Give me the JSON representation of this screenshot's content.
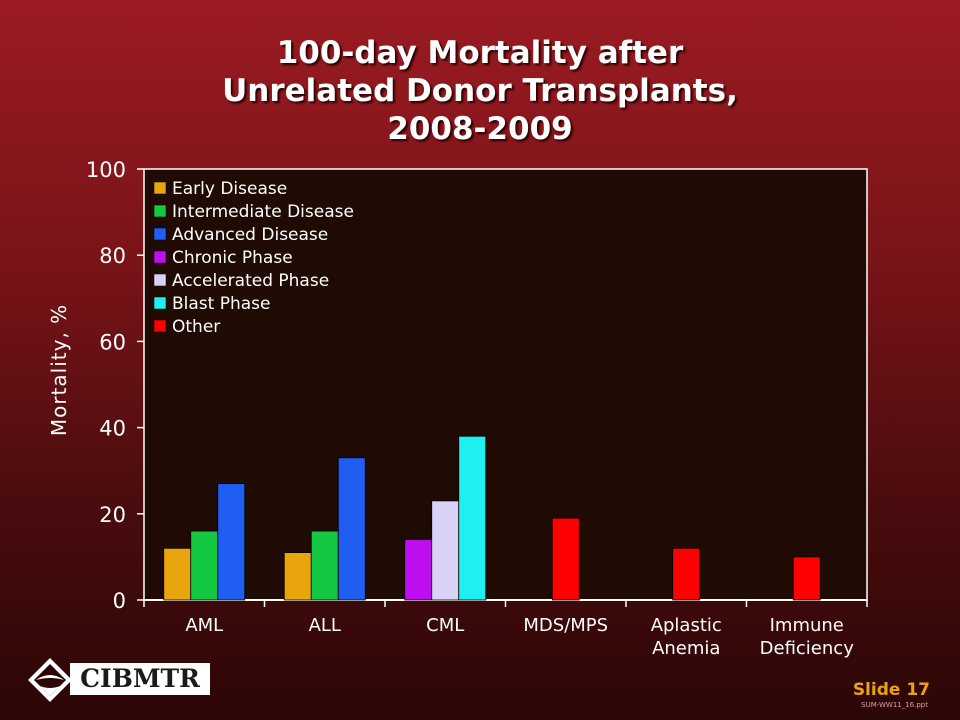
{
  "title_lines": [
    "100-day Mortality after",
    "Unrelated Donor Transplants,",
    "2008-2009"
  ],
  "slide_label": "Slide 17",
  "file_ref": "SUM-WW11_16.ppt",
  "logo_text": "CIBMTR",
  "colors": {
    "plot_bg": "#200a04",
    "axis": "#ffffff",
    "Early Disease": "#e8a50c",
    "Intermediate Disease": "#13c840",
    "Advanced Disease": "#1f5ef0",
    "Chronic Phase": "#c10ef0",
    "Accelerated Phase": "#d8d3f6",
    "Blast Phase": "#1ef0f0",
    "Other": "#ff0000"
  },
  "chart_data": {
    "type": "bar",
    "title": "100-day Mortality after Unrelated Donor Transplants, 2008-2009",
    "ylabel": "Mortality, %",
    "xlabel": "",
    "ylim": [
      0,
      100
    ],
    "yticks": [
      0,
      20,
      40,
      60,
      80,
      100
    ],
    "grid": false,
    "legend_position": "top-left",
    "legend": [
      "Early Disease",
      "Intermediate Disease",
      "Advanced Disease",
      "Chronic Phase",
      "Accelerated Phase",
      "Blast Phase",
      "Other"
    ],
    "categories": [
      {
        "label_lines": [
          "AML"
        ],
        "bars": [
          {
            "series": "Early Disease",
            "value": 12
          },
          {
            "series": "Intermediate Disease",
            "value": 16
          },
          {
            "series": "Advanced Disease",
            "value": 27
          }
        ]
      },
      {
        "label_lines": [
          "ALL"
        ],
        "bars": [
          {
            "series": "Early Disease",
            "value": 11
          },
          {
            "series": "Intermediate Disease",
            "value": 16
          },
          {
            "series": "Advanced Disease",
            "value": 33
          }
        ]
      },
      {
        "label_lines": [
          "CML"
        ],
        "bars": [
          {
            "series": "Chronic Phase",
            "value": 14
          },
          {
            "series": "Accelerated Phase",
            "value": 23
          },
          {
            "series": "Blast Phase",
            "value": 38
          }
        ]
      },
      {
        "label_lines": [
          "MDS/MPS"
        ],
        "bars": [
          {
            "series": "Other",
            "value": 19
          }
        ]
      },
      {
        "label_lines": [
          "Aplastic",
          "Anemia"
        ],
        "bars": [
          {
            "series": "Other",
            "value": 12
          }
        ]
      },
      {
        "label_lines": [
          "Immune",
          "Deficiency"
        ],
        "bars": [
          {
            "series": "Other",
            "value": 10
          }
        ]
      }
    ]
  }
}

§ **GIVEN EXERCISE**: Only lines that contain the word "Advanced" are wanted; copy each of them.

§ **TASK RESULT**:
    "Advanced Disease": "#1f5ef0",
      "Advanced Disease",
            "series": "Advanced Disease",
            "series": "Advanced Disease",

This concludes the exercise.